Print the entries in full, word for word, but not the pictures.
• • •
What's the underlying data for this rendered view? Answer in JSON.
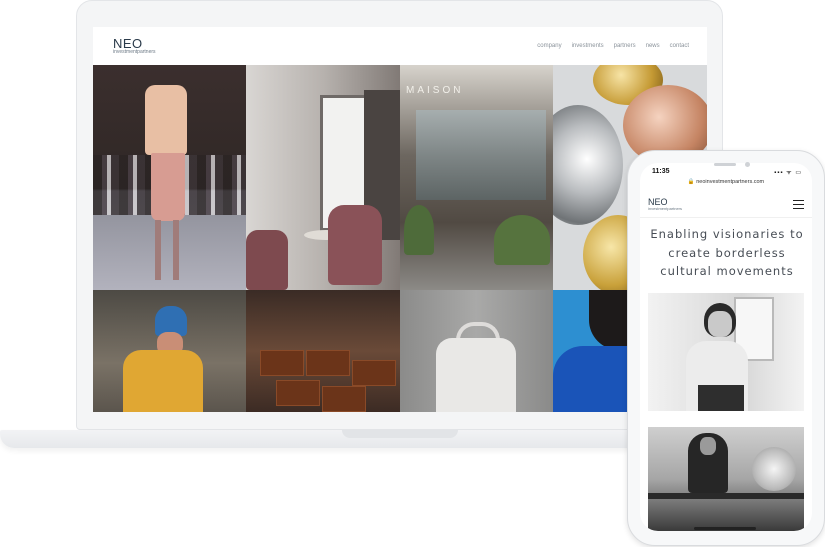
{
  "laptop_site": {
    "logo": "NEO",
    "logo_sub": "investmentpartners",
    "nav": [
      "company",
      "investments",
      "partners",
      "news",
      "contact"
    ]
  },
  "maison_sign": "MAISON",
  "mobile_site": {
    "status_time": "11:35",
    "status_icons": "▪▪▪ ᯤ ▭",
    "url": "🔒 neoinvestmentpartners.com",
    "logo": "NEO",
    "logo_sub": "investmentpartners",
    "headline_lines": [
      "Enabling visionaries to",
      "create borderless",
      "cultural movements"
    ]
  },
  "colors": {
    "logo_text": "#2a3a4a",
    "nav_text": "#8b939b",
    "headline_text": "#474d55"
  },
  "icons": [
    "hamburger-menu-icon",
    "lock-icon"
  ]
}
• • •
_The reply:_
What's the underlying data for this rendered view? Answer in JSON.
{
  "laptop_site": {
    "logo": "NEO",
    "logo_sub": "investmentpartners",
    "nav": [
      "company",
      "investments",
      "partners",
      "news",
      "contact"
    ]
  },
  "maison_sign": "MAISON",
  "mobile_site": {
    "status_time": "11:35",
    "status_icons": "▪▪▪ ᯤ ▭",
    "url": "🔒 neoinvestmentpartners.com",
    "logo": "NEO",
    "logo_sub": "investmentpartners",
    "headline_lines": [
      "Enabling visionaries to",
      "create borderless",
      "cultural movements"
    ]
  },
  "colors": {
    "logo_text": "#2a3a4a",
    "nav_text": "#8b939b",
    "headline_text": "#474d55"
  },
  "icons": [
    "hamburger-menu-icon",
    "lock-icon"
  ]
}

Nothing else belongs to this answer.